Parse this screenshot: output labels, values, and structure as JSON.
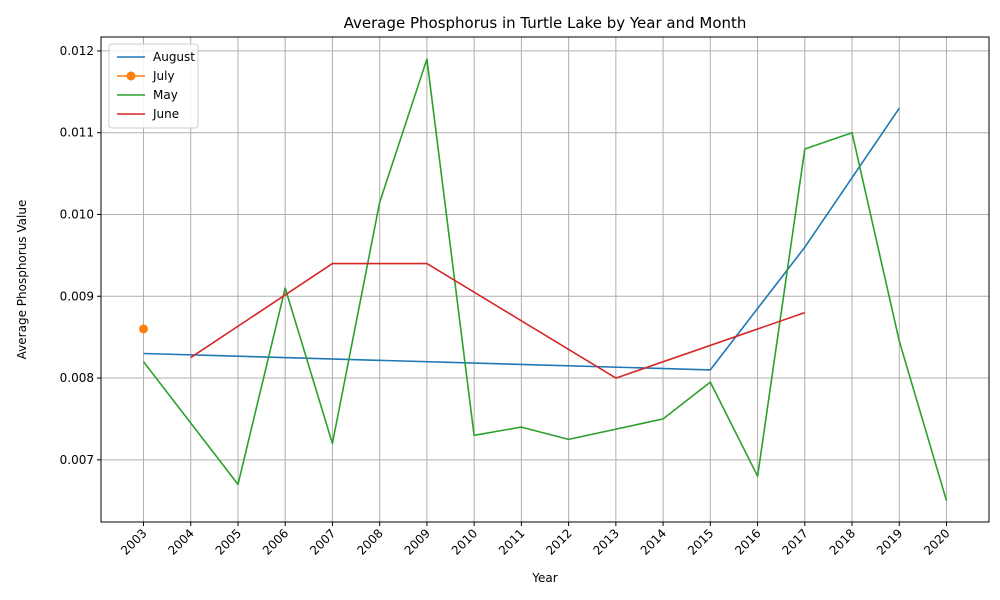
{
  "chart_data": {
    "type": "line",
    "title": "Average Phosphorus in Turtle Lake by Year and Month",
    "xlabel": "Year",
    "ylabel": "Average Phosphorus Value",
    "xlim": [
      2002.1,
      2020.9
    ],
    "ylim": [
      0.00624,
      0.01217
    ],
    "x_ticks": [
      2003,
      2004,
      2005,
      2006,
      2007,
      2008,
      2009,
      2010,
      2011,
      2012,
      2013,
      2014,
      2015,
      2016,
      2017,
      2018,
      2019,
      2020
    ],
    "y_ticks": [
      0.007,
      0.008,
      0.009,
      0.01,
      0.011,
      0.012
    ],
    "y_tick_labels": [
      "0.007",
      "0.008",
      "0.009",
      "0.010",
      "0.011",
      "0.012"
    ],
    "grid": true,
    "legend_position": "top-left",
    "series": [
      {
        "name": "August",
        "color": "#1f77b4",
        "marker": "none",
        "points": [
          [
            2003,
            0.0083
          ],
          [
            2015,
            0.0081
          ],
          [
            2017,
            0.0096
          ],
          [
            2019,
            0.0113
          ]
        ]
      },
      {
        "name": "July",
        "color": "#ff7f0e",
        "marker": "circle",
        "points": [
          [
            2003,
            0.0086
          ]
        ]
      },
      {
        "name": "May",
        "color": "#2ca02c",
        "marker": "none",
        "points": [
          [
            2003,
            0.0082
          ],
          [
            2005,
            0.0067
          ],
          [
            2006,
            0.0091
          ],
          [
            2007,
            0.0072
          ],
          [
            2008,
            0.01015
          ],
          [
            2009,
            0.0119
          ],
          [
            2010,
            0.0073
          ],
          [
            2011,
            0.0074
          ],
          [
            2012,
            0.00725
          ],
          [
            2014,
            0.0075
          ],
          [
            2015,
            0.00795
          ],
          [
            2016,
            0.0068
          ],
          [
            2017,
            0.0108
          ],
          [
            2018,
            0.011
          ],
          [
            2019,
            0.00845
          ],
          [
            2020,
            0.0065
          ]
        ]
      },
      {
        "name": "June",
        "color": "#d62728",
        "marker": "none",
        "points": [
          [
            2004,
            0.00825
          ],
          [
            2007,
            0.0094
          ],
          [
            2009,
            0.0094
          ],
          [
            2013,
            0.008
          ],
          [
            2017,
            0.0088
          ]
        ]
      }
    ]
  }
}
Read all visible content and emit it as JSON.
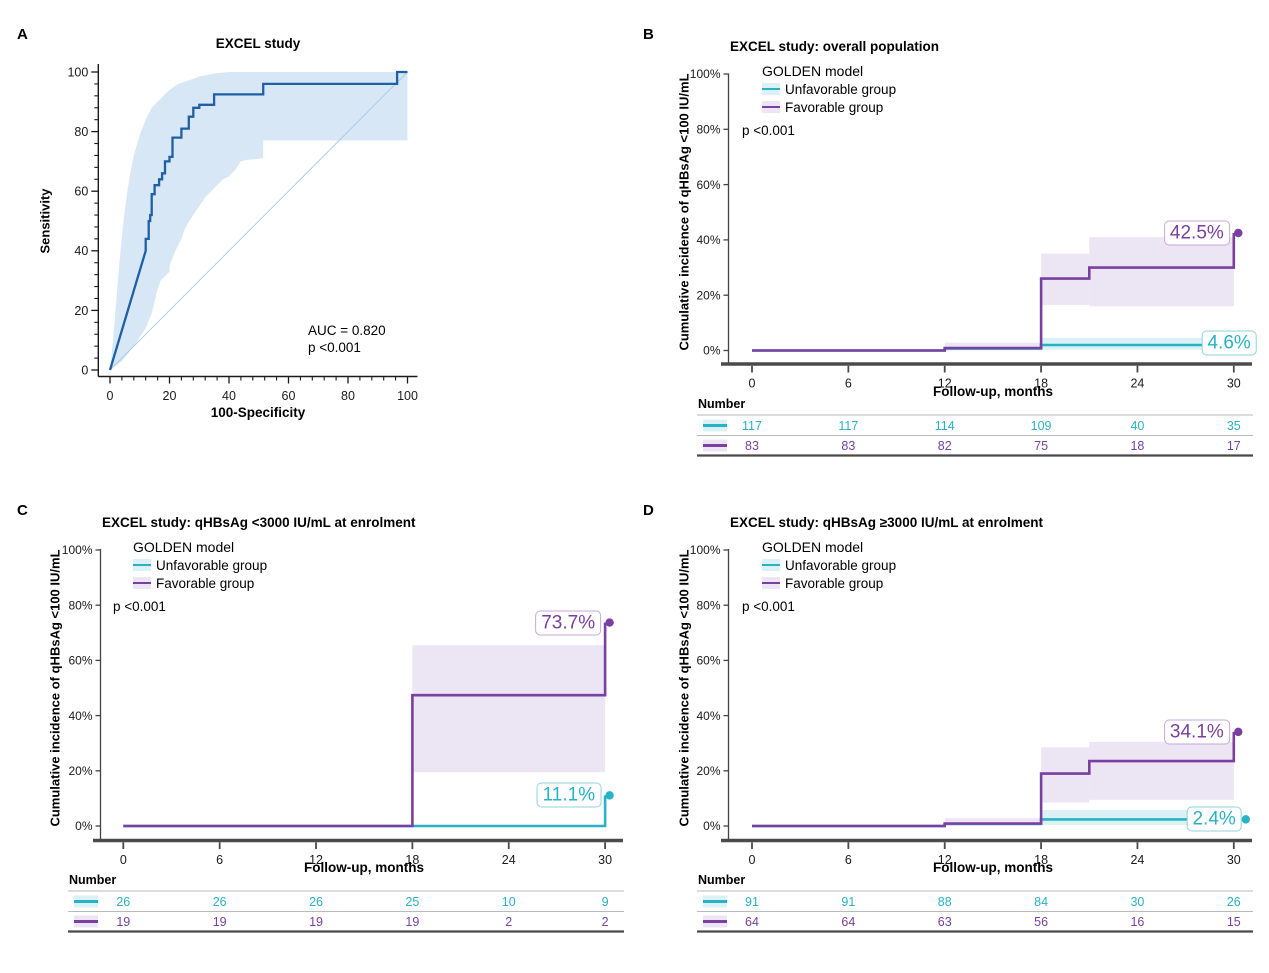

◆ Short exercise:
Of all the lines in the entries, how many contain the word "Average"? Give only the number.

◆ Task response:
2